Using the material that follows, identify and copy each line with the string "Internet".

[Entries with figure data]
◆ ◆ ◆ ◆
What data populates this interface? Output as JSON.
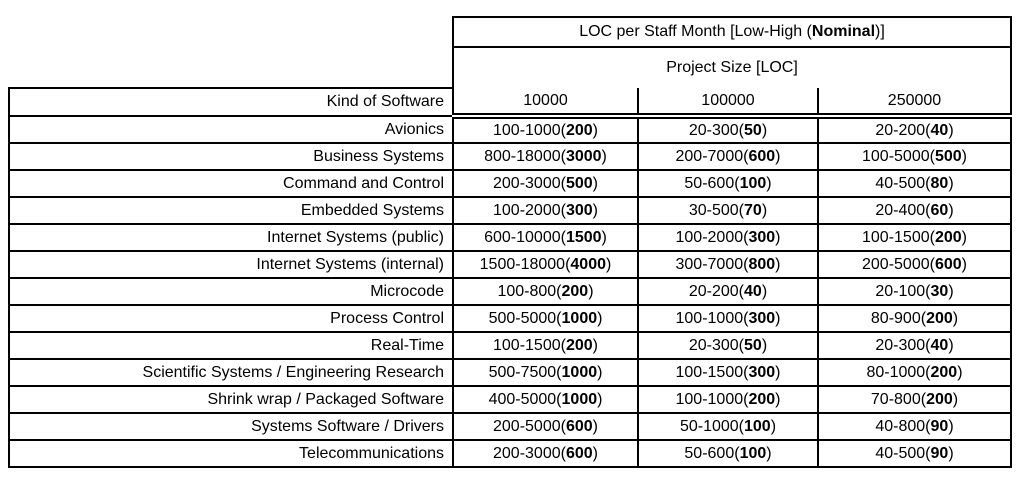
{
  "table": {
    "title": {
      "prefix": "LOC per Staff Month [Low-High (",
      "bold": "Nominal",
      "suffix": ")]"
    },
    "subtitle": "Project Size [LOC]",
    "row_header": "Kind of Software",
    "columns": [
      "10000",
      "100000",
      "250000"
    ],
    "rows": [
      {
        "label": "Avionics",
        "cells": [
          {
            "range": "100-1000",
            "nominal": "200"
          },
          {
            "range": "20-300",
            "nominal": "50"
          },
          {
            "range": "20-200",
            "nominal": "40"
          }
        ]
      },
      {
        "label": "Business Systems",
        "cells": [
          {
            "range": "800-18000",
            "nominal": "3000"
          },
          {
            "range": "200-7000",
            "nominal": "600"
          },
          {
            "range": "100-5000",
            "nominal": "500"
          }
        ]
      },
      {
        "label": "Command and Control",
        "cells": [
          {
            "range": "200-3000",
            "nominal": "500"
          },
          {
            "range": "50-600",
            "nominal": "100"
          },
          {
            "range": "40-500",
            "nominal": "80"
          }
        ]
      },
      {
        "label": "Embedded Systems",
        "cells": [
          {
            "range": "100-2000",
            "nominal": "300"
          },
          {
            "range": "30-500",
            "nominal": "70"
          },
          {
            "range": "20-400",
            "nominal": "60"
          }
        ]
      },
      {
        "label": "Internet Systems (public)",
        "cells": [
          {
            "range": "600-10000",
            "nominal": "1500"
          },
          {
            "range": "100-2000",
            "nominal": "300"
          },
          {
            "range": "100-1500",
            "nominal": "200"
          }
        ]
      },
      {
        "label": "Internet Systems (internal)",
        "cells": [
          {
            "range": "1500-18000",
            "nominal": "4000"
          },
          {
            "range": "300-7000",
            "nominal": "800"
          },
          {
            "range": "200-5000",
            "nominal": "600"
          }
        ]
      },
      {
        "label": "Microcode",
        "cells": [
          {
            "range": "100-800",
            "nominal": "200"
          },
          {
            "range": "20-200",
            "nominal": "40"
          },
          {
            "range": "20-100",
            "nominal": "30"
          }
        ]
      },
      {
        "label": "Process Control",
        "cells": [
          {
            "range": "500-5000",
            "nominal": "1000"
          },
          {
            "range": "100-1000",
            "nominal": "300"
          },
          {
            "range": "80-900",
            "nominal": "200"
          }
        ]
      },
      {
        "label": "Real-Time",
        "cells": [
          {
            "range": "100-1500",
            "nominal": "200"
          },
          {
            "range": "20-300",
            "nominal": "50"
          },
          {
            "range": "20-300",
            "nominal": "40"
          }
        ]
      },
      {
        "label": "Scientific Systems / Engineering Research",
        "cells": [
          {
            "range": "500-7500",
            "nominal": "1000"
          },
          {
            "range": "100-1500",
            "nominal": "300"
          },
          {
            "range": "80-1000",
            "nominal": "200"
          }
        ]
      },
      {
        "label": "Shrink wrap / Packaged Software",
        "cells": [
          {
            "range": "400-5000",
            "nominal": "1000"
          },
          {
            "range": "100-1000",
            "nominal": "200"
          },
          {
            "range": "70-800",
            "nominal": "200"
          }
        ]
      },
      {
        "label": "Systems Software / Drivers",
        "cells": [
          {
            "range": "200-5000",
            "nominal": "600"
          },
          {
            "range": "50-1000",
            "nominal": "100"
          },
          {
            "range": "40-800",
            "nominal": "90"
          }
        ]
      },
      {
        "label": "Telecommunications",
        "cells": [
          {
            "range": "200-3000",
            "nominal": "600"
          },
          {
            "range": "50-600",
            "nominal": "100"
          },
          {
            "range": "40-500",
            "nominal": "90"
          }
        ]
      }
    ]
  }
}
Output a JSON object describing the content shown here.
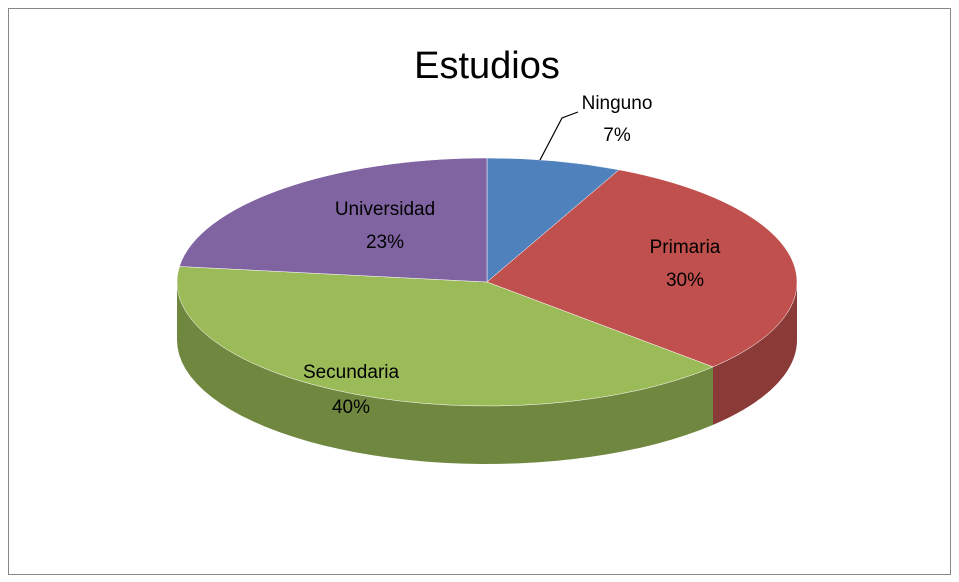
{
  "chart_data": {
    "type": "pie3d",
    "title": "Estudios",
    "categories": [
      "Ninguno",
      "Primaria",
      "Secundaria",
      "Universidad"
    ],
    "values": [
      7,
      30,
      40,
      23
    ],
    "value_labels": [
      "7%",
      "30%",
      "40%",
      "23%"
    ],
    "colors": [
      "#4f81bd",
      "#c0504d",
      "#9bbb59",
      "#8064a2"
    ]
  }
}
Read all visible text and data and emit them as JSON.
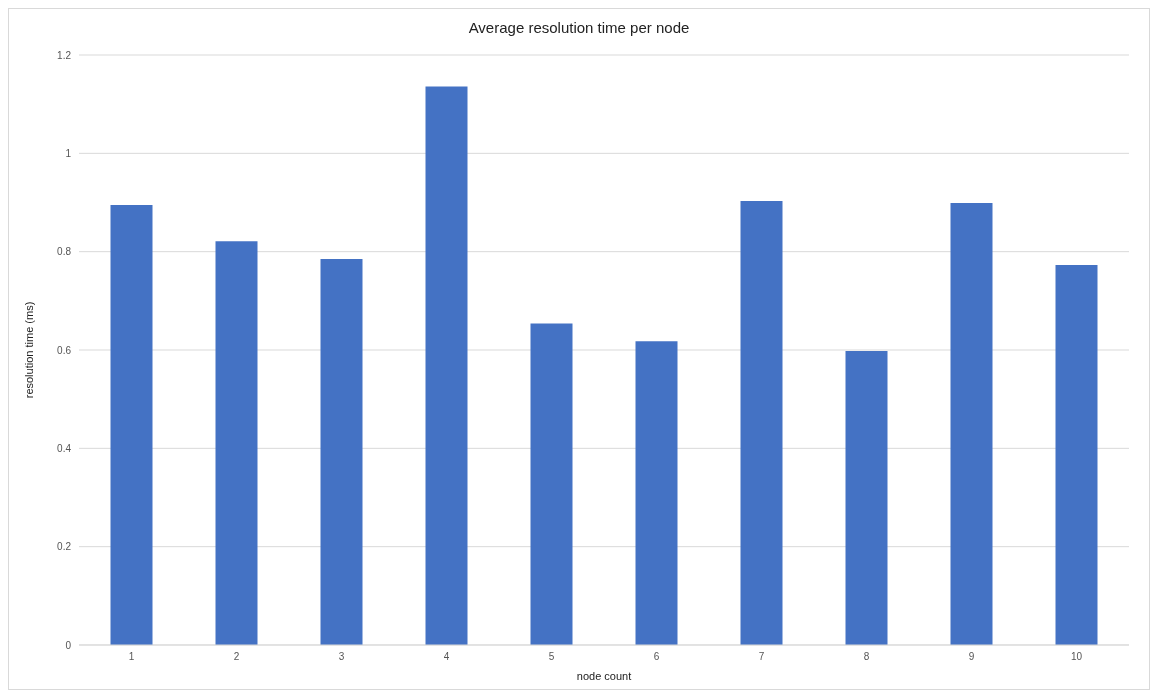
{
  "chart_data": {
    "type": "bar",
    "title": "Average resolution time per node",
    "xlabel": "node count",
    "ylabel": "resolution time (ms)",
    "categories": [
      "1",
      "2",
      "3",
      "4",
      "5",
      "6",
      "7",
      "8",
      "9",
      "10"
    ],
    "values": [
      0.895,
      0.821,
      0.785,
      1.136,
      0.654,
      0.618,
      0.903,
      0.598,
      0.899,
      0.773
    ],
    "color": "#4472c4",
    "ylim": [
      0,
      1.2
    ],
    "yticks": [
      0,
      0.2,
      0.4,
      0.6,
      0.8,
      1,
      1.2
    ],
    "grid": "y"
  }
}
◆ ◆ ◆ ◆
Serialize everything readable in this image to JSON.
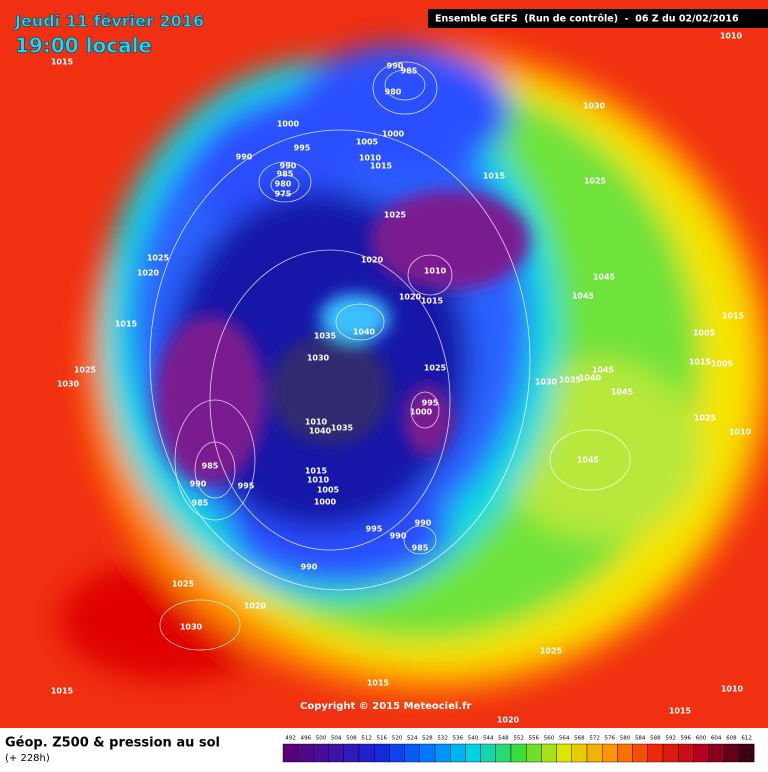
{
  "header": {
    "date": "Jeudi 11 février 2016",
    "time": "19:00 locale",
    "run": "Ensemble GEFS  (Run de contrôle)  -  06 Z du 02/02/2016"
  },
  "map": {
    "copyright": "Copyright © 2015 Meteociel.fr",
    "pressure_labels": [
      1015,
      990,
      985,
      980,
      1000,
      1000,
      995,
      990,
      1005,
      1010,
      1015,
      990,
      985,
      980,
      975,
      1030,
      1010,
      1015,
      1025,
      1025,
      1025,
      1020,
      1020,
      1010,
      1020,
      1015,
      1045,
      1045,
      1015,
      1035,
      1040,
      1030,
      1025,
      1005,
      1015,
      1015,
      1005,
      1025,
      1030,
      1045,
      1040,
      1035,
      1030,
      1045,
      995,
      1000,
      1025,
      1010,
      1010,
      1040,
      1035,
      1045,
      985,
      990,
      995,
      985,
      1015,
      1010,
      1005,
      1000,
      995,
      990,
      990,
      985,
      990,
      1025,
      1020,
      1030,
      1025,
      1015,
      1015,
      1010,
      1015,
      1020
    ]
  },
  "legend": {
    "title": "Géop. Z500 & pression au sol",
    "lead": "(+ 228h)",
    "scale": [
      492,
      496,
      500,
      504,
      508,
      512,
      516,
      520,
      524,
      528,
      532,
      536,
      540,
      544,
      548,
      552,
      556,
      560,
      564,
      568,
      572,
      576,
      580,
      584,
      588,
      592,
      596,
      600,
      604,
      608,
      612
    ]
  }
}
◆ ◆ ◆ ◆
THE RESULT:
        "label": "Internet Systems (public)",
        "label": "Internet Systems (internal)",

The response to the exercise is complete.